**The task**
Copy every line, leaving nothing out and adding nothing.

Entries from a dataset
· · · ·

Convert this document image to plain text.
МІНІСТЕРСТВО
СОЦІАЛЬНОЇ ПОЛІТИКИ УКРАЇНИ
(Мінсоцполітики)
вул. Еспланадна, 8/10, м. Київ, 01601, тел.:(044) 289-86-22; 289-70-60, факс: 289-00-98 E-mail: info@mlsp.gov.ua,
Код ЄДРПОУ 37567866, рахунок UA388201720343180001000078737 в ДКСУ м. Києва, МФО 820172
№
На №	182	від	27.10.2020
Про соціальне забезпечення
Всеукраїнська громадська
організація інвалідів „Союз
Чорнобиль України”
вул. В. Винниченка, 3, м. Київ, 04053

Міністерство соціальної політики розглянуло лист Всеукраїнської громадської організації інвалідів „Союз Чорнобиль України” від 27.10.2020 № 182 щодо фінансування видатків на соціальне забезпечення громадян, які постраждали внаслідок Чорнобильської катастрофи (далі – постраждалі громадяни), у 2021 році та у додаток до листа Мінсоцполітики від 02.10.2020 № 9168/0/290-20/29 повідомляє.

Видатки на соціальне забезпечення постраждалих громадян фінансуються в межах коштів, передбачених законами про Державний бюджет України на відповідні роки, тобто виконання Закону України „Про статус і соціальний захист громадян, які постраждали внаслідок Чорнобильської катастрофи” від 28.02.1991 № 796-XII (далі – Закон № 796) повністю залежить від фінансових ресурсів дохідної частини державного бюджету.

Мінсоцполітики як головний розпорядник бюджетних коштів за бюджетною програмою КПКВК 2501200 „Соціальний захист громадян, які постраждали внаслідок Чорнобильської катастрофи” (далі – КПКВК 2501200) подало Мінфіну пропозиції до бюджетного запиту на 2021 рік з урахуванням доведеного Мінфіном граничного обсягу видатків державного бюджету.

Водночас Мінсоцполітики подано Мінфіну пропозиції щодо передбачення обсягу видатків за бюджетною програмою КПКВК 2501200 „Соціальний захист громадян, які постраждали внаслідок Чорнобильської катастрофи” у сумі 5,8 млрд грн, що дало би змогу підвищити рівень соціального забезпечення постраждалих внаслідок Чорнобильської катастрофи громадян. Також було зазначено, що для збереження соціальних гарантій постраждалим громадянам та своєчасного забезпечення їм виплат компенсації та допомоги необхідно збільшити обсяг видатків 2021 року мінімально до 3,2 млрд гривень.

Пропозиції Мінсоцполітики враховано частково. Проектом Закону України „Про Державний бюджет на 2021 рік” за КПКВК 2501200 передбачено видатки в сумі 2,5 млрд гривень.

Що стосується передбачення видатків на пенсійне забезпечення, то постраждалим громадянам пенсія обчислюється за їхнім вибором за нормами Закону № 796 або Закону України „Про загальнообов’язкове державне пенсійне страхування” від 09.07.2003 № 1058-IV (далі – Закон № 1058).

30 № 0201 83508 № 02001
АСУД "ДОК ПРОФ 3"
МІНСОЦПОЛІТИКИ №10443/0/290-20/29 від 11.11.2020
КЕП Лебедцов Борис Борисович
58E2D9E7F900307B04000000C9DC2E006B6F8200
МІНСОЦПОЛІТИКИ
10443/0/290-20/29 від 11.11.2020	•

· · · ·

**Solution to the exercise**
Convert this document image to plain text.
МІНІСТЕРСТВО
СОЦІАЛЬНОЇ ПОЛІТИКИ УКРАЇНИ
(Мінсоцполітики)
вул. Еспланадна, 8/10, м. Київ, 01601, тел.:(044) 289-86-22; 289-70-60, факс: 289-00-98 E-mail: info@mlsp.gov.ua,
Код ЄДРПОУ 37567866, рахунок UA388201720343180001000078737 в ДКСУ м. Києва, МФО 820172
№
На №	182	від	27.10.2020
Про соціальне забезпечення
Всеукраїнська громадська
організація інвалідів „Союз
Чорнобиль України”
вул. В. Винниченка, 3, м. Київ, 04053

Міністерство соціальної політики розглянуло лист Всеукраїнської громадської організації інвалідів „Союз Чорнобиль України” від 27.10.2020 № 182 щодо фінансування видатків на соціальне забезпечення громадян, які постраждали внаслідок Чорнобильської катастрофи (далі – постраждалі громадяни), у 2021 році та у додаток до листа Мінсоцполітики від 02.10.2020 № 9168/0/290-20/29 повідомляє.

Видатки на соціальне забезпечення постраждалих громадян фінансуються в межах коштів, передбачених законами про Державний бюджет України на відповідні роки, тобто виконання Закону України „Про статус і соціальний захист громадян, які постраждали внаслідок Чорнобильської катастрофи” від 28.02.1991 № 796-XII (далі – Закон № 796) повністю залежить від фінансових ресурсів дохідної частини державного бюджету.

Мінсоцполітики як головний розпорядник бюджетних коштів за бюджетною програмою КПКВК 2501200 „Соціальний захист громадян, які постраждали внаслідок Чорнобильської катастрофи” (далі – КПКВК 2501200) подало Мінфіну пропозиції до бюджетного запиту на 2021 рік з урахуванням доведеного Мінфіном граничного обсягу видатків державного бюджету.

Водночас Мінсоцполітики подано Мінфіну пропозиції щодо передбачення обсягу видатків за бюджетною програмою КПКВК 2501200 „Соціальний захист громадян, які постраждали внаслідок Чорнобильської катастрофи” у сумі 5,8 млрд грн, що дало би змогу підвищити рівень соціального забезпечення постраждалих внаслідок Чорнобильської катастрофи громадян. Також було зазначено, що для збереження соціальних гарантій постраждалим громадянам та своєчасного забезпечення їм виплат компенсації та допомоги необхідно збільшити обсяг видатків 2021 року мінімально до 3,2 млрд гривень.

Пропозиції Мінсоцполітики враховано частково. Проектом Закону України „Про Державний бюджет на 2021 рік” за КПКВК 2501200 передбачено видатки в сумі 2,5 млрд гривень.

Що стосується передбачення видатків на пенсійне забезпечення, то постраждалим громадянам пенсія обчислюється за їхнім вибором за нормами Закону № 796 або Закону України „Про загальнообов’язкове державне пенсійне страхування” від 09.07.2003 № 1058-IV (далі – Закон № 1058).

30 № 0201 83508 № 02001
АСУД "ДОК ПРОФ 3"
МІНСОЦПОЛІТИКИ №10443/0/290-20/29 від 11.11.2020
КЕП Лебедцов Борис Борисович
58E2D9E7F900307B04000000C9DC2E006B6F8200
МІНСОЦПОЛІТИКИ
10443/0/290-20/29 від 11.11.2020	•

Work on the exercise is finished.